* [Stated task] Reproduce the listing below exactly, minus its pictures.

__________

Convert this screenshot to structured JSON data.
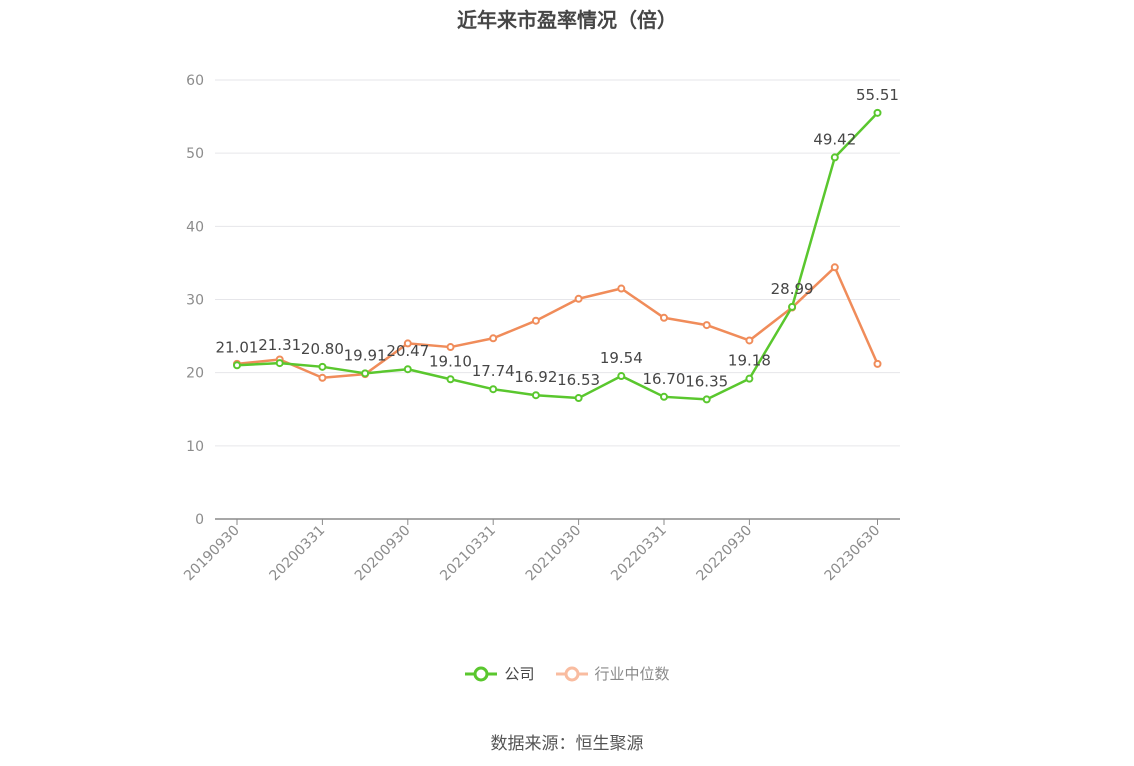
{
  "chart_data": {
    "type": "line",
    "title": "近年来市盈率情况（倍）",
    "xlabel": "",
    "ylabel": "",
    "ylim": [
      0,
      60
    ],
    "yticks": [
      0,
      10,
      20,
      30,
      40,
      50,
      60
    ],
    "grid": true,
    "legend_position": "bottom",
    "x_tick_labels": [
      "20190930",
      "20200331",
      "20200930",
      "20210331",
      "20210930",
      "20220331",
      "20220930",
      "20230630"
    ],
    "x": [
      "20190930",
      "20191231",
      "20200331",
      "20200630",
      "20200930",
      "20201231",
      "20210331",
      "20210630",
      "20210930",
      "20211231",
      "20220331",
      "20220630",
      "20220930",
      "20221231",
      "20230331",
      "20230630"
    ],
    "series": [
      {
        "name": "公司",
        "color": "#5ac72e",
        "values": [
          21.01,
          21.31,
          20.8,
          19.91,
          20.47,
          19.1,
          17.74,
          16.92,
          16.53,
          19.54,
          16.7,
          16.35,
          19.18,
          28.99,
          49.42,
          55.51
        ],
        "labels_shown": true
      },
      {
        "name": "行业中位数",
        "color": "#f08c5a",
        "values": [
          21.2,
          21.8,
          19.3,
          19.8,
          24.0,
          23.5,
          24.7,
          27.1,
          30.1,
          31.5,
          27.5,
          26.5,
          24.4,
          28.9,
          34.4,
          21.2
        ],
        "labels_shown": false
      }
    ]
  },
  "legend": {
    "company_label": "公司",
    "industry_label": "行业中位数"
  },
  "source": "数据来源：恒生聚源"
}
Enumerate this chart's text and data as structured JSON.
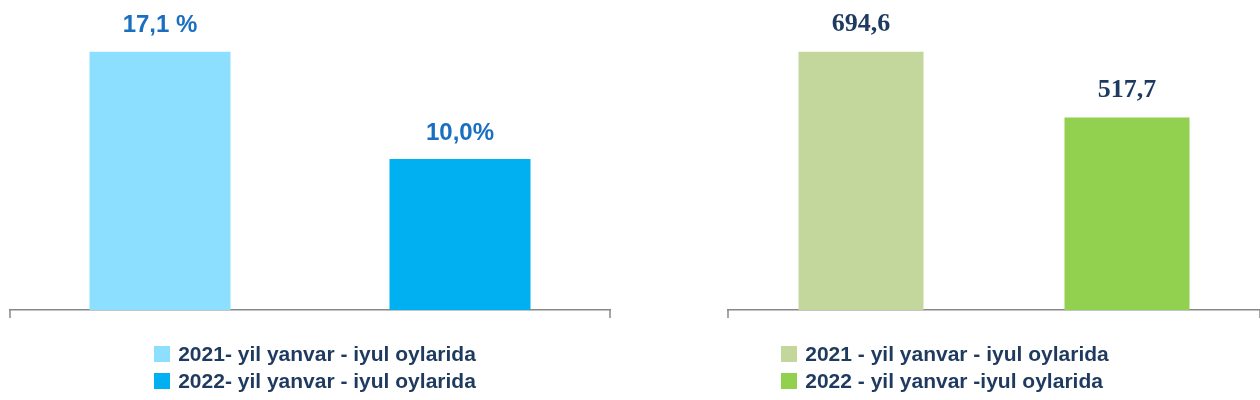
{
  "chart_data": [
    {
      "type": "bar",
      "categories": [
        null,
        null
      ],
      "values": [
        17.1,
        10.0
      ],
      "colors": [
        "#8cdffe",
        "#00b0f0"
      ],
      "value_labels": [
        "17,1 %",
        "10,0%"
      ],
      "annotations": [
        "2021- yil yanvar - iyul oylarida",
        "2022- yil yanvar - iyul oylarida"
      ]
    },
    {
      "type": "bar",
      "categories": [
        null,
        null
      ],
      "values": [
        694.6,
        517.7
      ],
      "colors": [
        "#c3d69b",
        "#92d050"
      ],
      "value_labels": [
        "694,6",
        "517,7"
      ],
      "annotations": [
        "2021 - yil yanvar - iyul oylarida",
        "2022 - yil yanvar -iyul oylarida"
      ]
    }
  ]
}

__________

* [Answer to the task]
Convert this screenshot to structured JSON data.
{
  "chart_data": {
    "type": "line",
    "title": "近年来市盈率情况（倍）",
    "xlabel": "",
    "ylabel": "",
    "ylim": [
      0,
      60
    ],
    "yticks": [
      0,
      10,
      20,
      30,
      40,
      50,
      60
    ],
    "grid": true,
    "legend_position": "bottom",
    "x_tick_labels": [
      "20190930",
      "20200331",
      "20200930",
      "20210331",
      "20210930",
      "20220331",
      "20220930",
      "20230630"
    ],
    "x": [
      "20190930",
      "20191231",
      "20200331",
      "20200630",
      "20200930",
      "20201231",
      "20210331",
      "20210630",
      "20210930",
      "20211231",
      "20220331",
      "20220630",
      "20220930",
      "20221231",
      "20230331",
      "20230630"
    ],
    "series": [
      {
        "name": "公司",
        "color": "#5ac72e",
        "values": [
          21.01,
          21.31,
          20.8,
          19.91,
          20.47,
          19.1,
          17.74,
          16.92,
          16.53,
          19.54,
          16.7,
          16.35,
          19.18,
          28.99,
          49.42,
          55.51
        ],
        "labels_shown": true
      },
      {
        "name": "行业中位数",
        "color": "#f08c5a",
        "values": [
          21.2,
          21.8,
          19.3,
          19.8,
          24.0,
          23.5,
          24.7,
          27.1,
          30.1,
          31.5,
          27.5,
          26.5,
          24.4,
          28.9,
          34.4,
          21.2
        ],
        "labels_shown": false
      }
    ]
  },
  "legend": {
    "company_label": "公司",
    "industry_label": "行业中位数"
  },
  "source": "数据来源：恒生聚源"
}
Enumerate this chart's text and data as structured JSON.
{
  "chart_data": [
    {
      "type": "bar",
      "categories": [
        null,
        null
      ],
      "values": [
        17.1,
        10.0
      ],
      "colors": [
        "#8cdffe",
        "#00b0f0"
      ],
      "value_labels": [
        "17,1 %",
        "10,0%"
      ],
      "annotations": [
        "2021- yil yanvar - iyul oylarida",
        "2022- yil yanvar - iyul oylarida"
      ]
    },
    {
      "type": "bar",
      "categories": [
        null,
        null
      ],
      "values": [
        694.6,
        517.7
      ],
      "colors": [
        "#c3d69b",
        "#92d050"
      ],
      "value_labels": [
        "694,6",
        "517,7"
      ],
      "annotations": [
        "2021 - yil yanvar - iyul oylarida",
        "2022 - yil yanvar -iyul oylarida"
      ]
    }
  ]
}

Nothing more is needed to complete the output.